● Problem details
Will you extract the entries word for word? Images should not appear in the copy.

··· Input records

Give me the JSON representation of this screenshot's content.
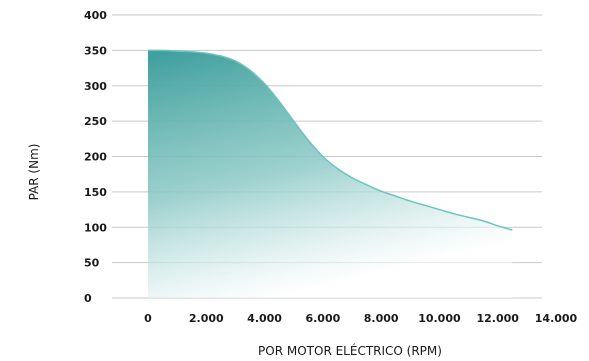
{
  "chart_data": {
    "type": "area",
    "title": "",
    "xlabel": "POR MOTOR ELÉCTRICO (RPM)",
    "ylabel": "PAR (Nm)",
    "xlim": [
      0,
      14000
    ],
    "ylim": [
      0,
      400
    ],
    "x_ticks": [
      0,
      2000,
      4000,
      6000,
      8000,
      10000,
      12000,
      14000
    ],
    "x_tick_labels": [
      "0",
      "2.000",
      "4.000",
      "6.000",
      "8.000",
      "10.000",
      "12.000",
      "14.000"
    ],
    "y_ticks": [
      0,
      50,
      100,
      150,
      200,
      250,
      300,
      350,
      400
    ],
    "y_tick_labels": [
      "0",
      "50",
      "100",
      "150",
      "200",
      "250",
      "300",
      "350",
      "400"
    ],
    "grid": "horizontal",
    "series": [
      {
        "x": [
          0,
          500,
          1000,
          1500,
          2000,
          2500,
          3000,
          3500,
          4000,
          4500,
          5000,
          5500,
          6000,
          6500,
          7000,
          7500,
          8000,
          8500,
          9000,
          9500,
          10000,
          10500,
          11000,
          11500,
          12000,
          12500
        ],
        "y": [
          350,
          350,
          349,
          348,
          346,
          342,
          335,
          322,
          303,
          278,
          250,
          223,
          200,
          183,
          170,
          160,
          151,
          144,
          137,
          131,
          125,
          119,
          114,
          109,
          102,
          96
        ]
      }
    ],
    "colors": {
      "line": "#6cc4c0",
      "fill_top": "#3c9e9b",
      "fill_bottom": "#ffffff",
      "grid": "#c9c9c9",
      "text": "#1a1a1a"
    }
  }
}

······

● Solution below
Give me the JSON representation of this screenshot's content.
{
  "chart_data": {
    "type": "area",
    "title": "",
    "xlabel": "POR MOTOR ELÉCTRICO (RPM)",
    "ylabel": "PAR (Nm)",
    "xlim": [
      0,
      14000
    ],
    "ylim": [
      0,
      400
    ],
    "x_ticks": [
      0,
      2000,
      4000,
      6000,
      8000,
      10000,
      12000,
      14000
    ],
    "x_tick_labels": [
      "0",
      "2.000",
      "4.000",
      "6.000",
      "8.000",
      "10.000",
      "12.000",
      "14.000"
    ],
    "y_ticks": [
      0,
      50,
      100,
      150,
      200,
      250,
      300,
      350,
      400
    ],
    "y_tick_labels": [
      "0",
      "50",
      "100",
      "150",
      "200",
      "250",
      "300",
      "350",
      "400"
    ],
    "grid": "horizontal",
    "series": [
      {
        "x": [
          0,
          500,
          1000,
          1500,
          2000,
          2500,
          3000,
          3500,
          4000,
          4500,
          5000,
          5500,
          6000,
          6500,
          7000,
          7500,
          8000,
          8500,
          9000,
          9500,
          10000,
          10500,
          11000,
          11500,
          12000,
          12500
        ],
        "y": [
          350,
          350,
          349,
          348,
          346,
          342,
          335,
          322,
          303,
          278,
          250,
          223,
          200,
          183,
          170,
          160,
          151,
          144,
          137,
          131,
          125,
          119,
          114,
          109,
          102,
          96
        ]
      }
    ],
    "colors": {
      "line": "#6cc4c0",
      "fill_top": "#3c9e9b",
      "fill_bottom": "#ffffff",
      "grid": "#c9c9c9",
      "text": "#1a1a1a"
    }
  }
}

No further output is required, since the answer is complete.